__TEXT SEGMENT__
==========

The grid specification proposed serves two purposes: in various contexts, these purposes have been described as descriptive and prescriptive; semantic and syntactic; or discovery and use metadata. The first purpose serves up information for human consumption: attaching this metadata to model output will enable a user to ask several key questions to understand its content, find out whether indeed the dataset meets a given scientific need. The second purpose is to delve further and perform operations upon datasets: as stated in Section 1.3, these include commonly performed scientific analysis and visualization: differential and integral calculus on vector and scalar fields; and transformations from one grid to another. The intent is that given the existence of a standard representation of grids, many of these operations will be abstracted into commonly available tools and analysis packages, and in fact may be available as web services.

An abstract representation (UML diagram) of the first class of metadata is shown in Figure 21. It is expected that this content will eventually appear as part of a standard XML schema to be applied to data discovery. The content of this schema will be part of extensible controlled vocabularies to be defined by the appropriate domain specialists.


gridspecDetails.png
Figure 21: Semantics of grid specification. This UML diagram shows a vocabulary for describing grid coordinate systems, projections and discretizations. The proposal is that this semantic content uses a controlled, yet extensible, vocabulary maintained by the CF convention committees.

==========

__WHAT IS REQUIRED__
What comes next in the grid specification text? Write the passage that follows the Figure 21 caption.

__Extracted data entries__

==========

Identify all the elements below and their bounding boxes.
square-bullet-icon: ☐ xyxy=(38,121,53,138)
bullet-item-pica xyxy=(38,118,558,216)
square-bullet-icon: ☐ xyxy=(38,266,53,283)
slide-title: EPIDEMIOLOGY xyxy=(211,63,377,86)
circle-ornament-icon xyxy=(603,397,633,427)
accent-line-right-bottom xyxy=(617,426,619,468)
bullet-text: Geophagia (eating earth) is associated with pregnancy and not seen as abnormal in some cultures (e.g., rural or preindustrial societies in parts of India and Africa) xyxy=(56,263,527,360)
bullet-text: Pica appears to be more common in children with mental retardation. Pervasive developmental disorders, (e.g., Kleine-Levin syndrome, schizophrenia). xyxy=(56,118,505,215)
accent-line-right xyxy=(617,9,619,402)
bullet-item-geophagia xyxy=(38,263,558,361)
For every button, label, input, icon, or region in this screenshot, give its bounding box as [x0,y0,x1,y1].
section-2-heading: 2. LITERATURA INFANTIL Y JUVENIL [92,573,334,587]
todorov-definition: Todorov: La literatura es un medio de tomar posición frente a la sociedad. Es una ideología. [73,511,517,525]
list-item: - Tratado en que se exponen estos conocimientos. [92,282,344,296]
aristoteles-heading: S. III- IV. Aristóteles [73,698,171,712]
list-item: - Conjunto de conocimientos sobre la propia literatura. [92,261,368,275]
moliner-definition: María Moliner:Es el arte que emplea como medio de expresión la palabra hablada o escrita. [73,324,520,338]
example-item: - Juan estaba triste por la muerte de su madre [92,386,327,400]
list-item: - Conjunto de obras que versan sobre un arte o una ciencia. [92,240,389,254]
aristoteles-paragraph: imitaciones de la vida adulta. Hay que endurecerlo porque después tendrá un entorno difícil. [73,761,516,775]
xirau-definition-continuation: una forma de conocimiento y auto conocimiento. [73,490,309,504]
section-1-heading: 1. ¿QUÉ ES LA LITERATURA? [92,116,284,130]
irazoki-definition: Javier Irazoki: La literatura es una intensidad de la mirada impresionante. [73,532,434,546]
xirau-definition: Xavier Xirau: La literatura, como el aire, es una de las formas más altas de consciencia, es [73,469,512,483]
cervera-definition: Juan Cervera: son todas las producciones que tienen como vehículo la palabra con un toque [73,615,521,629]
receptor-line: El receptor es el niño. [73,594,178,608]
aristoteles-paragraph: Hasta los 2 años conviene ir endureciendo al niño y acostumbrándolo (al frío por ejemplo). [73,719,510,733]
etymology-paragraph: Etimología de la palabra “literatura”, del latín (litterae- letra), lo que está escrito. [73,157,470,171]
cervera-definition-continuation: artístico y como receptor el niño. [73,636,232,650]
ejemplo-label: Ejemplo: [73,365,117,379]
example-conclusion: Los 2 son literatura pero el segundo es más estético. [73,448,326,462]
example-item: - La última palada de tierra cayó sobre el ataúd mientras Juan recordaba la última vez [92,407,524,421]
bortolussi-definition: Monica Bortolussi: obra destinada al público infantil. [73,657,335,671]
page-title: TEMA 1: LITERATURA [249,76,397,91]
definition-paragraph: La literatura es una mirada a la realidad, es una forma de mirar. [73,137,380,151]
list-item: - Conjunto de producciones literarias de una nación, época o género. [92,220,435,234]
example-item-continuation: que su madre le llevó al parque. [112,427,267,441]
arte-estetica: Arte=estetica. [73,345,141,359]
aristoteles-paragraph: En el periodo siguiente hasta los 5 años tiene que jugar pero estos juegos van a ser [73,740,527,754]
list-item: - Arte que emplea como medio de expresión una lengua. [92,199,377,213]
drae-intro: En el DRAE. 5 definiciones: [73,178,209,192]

==========

__OUTPUT FOR THIS TASK__
The second class of metadata is far more detailed (Figure 22). This UML diagram shows schematically how locations, distances, areas and volumes of grid cells are conceptually linked into a structure culminating in a grid mosaic. While also in principle represented by a schema, these metadata are likely to be large in size and stored in datasets in some standard data format, netCDF being the canonical example shown here.


gridspecModel.png
Figure 22: Abstraction of the grid specification. This UML diagram shows schematically how locations, distances, areas and volumes of grid cells are conceptually linked into a structure culminating in a grid mosaic.


It is possible to deduce the semantic content from the syntactic: for instance, one could work out whether a model used a C-grid by comparing vector and scalar field locations. Nonetheless, it would be recommended and probably mandatory to include the very useful semantic descriptors. Validators could be used to address the consistency problem and ensure that the redundant information was indeed correct.

The draft specification, accompanied by prototype tools for producing and using some example gridspec files, will be released to the CF community in early 2007.